** Spatial annotation records **
------------------------------------------------

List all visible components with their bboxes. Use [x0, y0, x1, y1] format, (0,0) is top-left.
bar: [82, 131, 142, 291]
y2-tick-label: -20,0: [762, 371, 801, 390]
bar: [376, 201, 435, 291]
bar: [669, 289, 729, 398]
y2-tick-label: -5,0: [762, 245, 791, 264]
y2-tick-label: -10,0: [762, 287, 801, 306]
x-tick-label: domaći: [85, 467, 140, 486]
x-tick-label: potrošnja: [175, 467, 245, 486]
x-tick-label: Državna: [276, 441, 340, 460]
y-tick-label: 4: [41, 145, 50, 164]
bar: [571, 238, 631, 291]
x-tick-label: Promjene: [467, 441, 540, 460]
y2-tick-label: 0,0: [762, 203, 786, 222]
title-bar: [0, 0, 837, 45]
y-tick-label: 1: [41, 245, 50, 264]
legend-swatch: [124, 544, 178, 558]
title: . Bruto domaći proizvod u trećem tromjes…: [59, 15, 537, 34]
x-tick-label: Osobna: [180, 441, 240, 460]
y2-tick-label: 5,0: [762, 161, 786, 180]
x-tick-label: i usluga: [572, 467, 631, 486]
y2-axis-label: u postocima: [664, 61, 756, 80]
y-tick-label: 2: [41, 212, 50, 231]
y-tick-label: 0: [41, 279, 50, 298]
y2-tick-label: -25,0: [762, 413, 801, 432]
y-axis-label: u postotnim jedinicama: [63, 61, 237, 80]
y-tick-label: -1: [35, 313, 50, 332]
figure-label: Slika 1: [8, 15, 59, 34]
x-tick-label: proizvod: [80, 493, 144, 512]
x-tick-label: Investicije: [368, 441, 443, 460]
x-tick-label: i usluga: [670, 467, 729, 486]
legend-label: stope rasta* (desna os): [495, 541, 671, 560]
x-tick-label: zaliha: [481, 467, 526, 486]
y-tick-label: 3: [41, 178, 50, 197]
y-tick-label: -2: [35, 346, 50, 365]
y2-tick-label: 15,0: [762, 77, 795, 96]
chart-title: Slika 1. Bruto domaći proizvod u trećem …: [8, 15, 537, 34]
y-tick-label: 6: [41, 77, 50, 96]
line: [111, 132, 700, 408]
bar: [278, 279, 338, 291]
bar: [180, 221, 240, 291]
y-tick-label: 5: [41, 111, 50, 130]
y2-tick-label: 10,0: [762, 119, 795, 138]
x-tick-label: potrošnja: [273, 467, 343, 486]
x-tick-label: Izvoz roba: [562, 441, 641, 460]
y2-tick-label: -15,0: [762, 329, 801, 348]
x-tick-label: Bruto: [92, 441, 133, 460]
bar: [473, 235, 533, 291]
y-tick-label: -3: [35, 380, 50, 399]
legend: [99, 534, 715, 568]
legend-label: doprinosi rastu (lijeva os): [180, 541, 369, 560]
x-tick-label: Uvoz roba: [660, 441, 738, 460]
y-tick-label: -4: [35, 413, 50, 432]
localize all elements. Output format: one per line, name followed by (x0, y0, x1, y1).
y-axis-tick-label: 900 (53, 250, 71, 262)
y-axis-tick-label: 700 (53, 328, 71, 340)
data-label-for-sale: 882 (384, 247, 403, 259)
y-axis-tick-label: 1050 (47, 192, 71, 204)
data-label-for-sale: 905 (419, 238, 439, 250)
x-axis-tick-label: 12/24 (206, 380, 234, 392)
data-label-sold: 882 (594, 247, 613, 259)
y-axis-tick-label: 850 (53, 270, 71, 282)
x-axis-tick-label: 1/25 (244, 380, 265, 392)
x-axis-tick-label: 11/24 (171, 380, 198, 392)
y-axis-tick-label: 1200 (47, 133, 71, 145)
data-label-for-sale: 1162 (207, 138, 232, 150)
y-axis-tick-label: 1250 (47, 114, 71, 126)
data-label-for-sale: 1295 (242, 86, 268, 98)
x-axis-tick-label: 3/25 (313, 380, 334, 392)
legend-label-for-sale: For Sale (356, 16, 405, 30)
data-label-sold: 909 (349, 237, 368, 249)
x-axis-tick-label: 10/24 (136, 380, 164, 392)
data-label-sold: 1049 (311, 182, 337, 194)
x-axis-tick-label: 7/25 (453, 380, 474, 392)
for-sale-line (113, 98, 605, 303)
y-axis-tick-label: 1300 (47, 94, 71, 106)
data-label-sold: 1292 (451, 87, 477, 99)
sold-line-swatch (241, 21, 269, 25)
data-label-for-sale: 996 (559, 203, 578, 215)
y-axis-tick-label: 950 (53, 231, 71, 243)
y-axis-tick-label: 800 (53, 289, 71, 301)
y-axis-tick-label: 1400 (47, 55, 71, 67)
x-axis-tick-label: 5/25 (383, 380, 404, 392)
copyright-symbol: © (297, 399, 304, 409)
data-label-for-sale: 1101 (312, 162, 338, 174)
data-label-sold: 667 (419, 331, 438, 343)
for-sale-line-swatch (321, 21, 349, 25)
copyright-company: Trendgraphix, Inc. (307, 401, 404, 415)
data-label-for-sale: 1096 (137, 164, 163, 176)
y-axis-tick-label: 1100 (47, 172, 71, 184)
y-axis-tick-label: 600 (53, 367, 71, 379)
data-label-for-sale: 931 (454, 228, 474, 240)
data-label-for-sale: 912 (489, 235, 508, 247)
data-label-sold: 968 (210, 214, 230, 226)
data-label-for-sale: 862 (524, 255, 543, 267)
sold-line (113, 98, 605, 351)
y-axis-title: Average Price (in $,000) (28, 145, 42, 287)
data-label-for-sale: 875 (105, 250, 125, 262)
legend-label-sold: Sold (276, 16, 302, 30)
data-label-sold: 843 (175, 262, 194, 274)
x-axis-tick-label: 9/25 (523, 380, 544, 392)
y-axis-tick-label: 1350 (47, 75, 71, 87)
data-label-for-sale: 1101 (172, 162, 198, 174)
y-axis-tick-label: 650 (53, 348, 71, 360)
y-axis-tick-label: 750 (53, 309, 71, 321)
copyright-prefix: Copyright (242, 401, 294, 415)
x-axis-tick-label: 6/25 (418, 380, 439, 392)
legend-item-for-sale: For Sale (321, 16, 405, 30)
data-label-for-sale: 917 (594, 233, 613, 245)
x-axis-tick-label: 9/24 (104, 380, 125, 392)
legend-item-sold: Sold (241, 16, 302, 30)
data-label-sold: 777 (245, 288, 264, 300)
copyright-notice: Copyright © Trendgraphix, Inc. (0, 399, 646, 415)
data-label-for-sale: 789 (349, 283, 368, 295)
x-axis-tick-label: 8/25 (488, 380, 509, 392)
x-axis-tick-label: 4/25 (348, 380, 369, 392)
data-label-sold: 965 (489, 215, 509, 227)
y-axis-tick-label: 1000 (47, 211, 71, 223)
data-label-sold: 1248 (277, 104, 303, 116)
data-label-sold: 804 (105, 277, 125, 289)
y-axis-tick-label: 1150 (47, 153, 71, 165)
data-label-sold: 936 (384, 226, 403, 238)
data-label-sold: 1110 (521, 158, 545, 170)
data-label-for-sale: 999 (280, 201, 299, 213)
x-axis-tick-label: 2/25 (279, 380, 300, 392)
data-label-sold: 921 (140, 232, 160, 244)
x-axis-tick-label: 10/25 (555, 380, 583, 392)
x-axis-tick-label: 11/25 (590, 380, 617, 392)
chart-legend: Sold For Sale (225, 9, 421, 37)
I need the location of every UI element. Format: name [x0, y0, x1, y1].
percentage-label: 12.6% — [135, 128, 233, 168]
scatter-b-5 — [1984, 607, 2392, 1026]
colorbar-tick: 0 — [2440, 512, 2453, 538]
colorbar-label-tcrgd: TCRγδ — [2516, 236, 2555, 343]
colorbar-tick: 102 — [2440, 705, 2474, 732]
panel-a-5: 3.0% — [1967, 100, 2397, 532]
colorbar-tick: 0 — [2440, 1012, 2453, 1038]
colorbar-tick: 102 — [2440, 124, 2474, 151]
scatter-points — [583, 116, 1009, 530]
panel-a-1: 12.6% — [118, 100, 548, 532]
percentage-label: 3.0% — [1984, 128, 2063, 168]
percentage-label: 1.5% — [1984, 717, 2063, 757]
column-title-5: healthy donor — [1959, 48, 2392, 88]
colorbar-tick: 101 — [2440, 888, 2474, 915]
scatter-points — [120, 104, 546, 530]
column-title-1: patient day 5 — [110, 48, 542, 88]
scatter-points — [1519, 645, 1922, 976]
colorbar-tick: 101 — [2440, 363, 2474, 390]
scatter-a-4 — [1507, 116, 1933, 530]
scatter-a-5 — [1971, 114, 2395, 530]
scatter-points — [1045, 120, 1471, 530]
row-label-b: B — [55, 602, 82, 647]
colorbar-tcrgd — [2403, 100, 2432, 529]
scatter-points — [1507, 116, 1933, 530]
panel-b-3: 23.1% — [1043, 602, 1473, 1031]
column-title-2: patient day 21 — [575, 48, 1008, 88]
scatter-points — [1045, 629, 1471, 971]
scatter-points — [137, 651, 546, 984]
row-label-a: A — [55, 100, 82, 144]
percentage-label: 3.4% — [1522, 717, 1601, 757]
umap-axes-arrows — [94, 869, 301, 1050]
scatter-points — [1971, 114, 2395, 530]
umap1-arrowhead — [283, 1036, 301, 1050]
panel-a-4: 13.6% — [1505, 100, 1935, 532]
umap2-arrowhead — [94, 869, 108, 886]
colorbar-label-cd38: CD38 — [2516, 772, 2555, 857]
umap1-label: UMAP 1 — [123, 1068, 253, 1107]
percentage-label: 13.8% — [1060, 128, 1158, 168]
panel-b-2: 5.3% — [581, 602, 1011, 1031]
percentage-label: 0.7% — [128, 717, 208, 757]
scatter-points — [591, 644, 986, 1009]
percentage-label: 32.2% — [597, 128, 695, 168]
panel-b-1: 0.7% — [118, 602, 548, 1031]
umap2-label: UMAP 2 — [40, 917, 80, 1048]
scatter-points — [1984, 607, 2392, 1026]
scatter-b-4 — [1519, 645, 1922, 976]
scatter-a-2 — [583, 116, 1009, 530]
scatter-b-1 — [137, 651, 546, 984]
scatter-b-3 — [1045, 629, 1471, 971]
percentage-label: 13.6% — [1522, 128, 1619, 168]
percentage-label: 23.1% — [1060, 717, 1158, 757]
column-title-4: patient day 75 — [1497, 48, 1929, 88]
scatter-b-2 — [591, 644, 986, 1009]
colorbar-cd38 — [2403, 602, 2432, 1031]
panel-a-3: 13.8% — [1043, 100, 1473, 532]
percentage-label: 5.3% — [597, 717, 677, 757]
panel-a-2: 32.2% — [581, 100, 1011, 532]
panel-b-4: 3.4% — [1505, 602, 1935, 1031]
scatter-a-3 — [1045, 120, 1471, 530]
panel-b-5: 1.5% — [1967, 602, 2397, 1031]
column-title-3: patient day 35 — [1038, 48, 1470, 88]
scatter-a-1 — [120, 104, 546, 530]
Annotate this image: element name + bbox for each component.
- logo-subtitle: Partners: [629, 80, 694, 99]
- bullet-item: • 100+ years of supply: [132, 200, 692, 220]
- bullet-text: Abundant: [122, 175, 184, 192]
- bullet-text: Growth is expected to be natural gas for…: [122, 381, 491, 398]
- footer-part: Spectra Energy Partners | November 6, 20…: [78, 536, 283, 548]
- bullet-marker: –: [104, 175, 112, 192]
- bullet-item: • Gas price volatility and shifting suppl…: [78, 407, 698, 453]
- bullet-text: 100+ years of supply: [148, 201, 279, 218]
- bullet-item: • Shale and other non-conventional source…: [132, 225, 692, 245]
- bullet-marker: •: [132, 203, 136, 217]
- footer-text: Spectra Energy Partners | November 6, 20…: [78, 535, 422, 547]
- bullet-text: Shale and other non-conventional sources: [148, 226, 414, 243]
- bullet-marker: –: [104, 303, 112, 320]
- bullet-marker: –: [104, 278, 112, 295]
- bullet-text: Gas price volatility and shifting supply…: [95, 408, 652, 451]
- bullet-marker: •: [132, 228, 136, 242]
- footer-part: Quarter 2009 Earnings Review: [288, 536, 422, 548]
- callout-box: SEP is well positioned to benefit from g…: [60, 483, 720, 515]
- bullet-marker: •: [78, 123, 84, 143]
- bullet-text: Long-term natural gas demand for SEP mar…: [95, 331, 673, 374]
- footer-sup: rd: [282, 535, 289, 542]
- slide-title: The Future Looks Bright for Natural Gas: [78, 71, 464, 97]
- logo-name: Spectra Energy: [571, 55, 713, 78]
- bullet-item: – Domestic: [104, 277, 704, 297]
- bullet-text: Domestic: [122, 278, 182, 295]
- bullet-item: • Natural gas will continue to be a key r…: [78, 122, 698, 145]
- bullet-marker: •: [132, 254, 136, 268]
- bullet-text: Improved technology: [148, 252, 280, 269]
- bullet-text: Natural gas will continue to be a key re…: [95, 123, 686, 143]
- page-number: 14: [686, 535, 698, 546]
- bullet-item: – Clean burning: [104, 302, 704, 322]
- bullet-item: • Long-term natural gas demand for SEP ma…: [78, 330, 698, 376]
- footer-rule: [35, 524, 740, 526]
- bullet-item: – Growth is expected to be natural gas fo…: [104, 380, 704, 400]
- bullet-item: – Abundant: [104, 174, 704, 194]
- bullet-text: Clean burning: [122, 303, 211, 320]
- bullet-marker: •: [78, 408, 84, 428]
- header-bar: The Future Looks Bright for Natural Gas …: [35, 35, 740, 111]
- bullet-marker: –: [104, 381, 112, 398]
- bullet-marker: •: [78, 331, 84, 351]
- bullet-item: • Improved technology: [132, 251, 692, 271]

------------------------------------------------

** What is expected **
Rewrite the stretch from the start of the records through the line containing "y-tick-label: 4: [41, 145, 50, 164]", replacing "bar" with "column" and leaving everything else unchanged.

** Result of this task **
List all visible components with their bboxes. Use [x0, y0, x1, y1] format, (0,0) is top-left.
column: [82, 131, 142, 291]
y2-tick-label: -20,0: [762, 371, 801, 390]
column: [376, 201, 435, 291]
column: [669, 289, 729, 398]
y2-tick-label: -5,0: [762, 245, 791, 264]
y2-tick-label: -10,0: [762, 287, 801, 306]
x-tick-label: domaći: [85, 467, 140, 486]
x-tick-label: potrošnja: [175, 467, 245, 486]
x-tick-label: Državna: [276, 441, 340, 460]
y-tick-label: 4: [41, 145, 50, 164]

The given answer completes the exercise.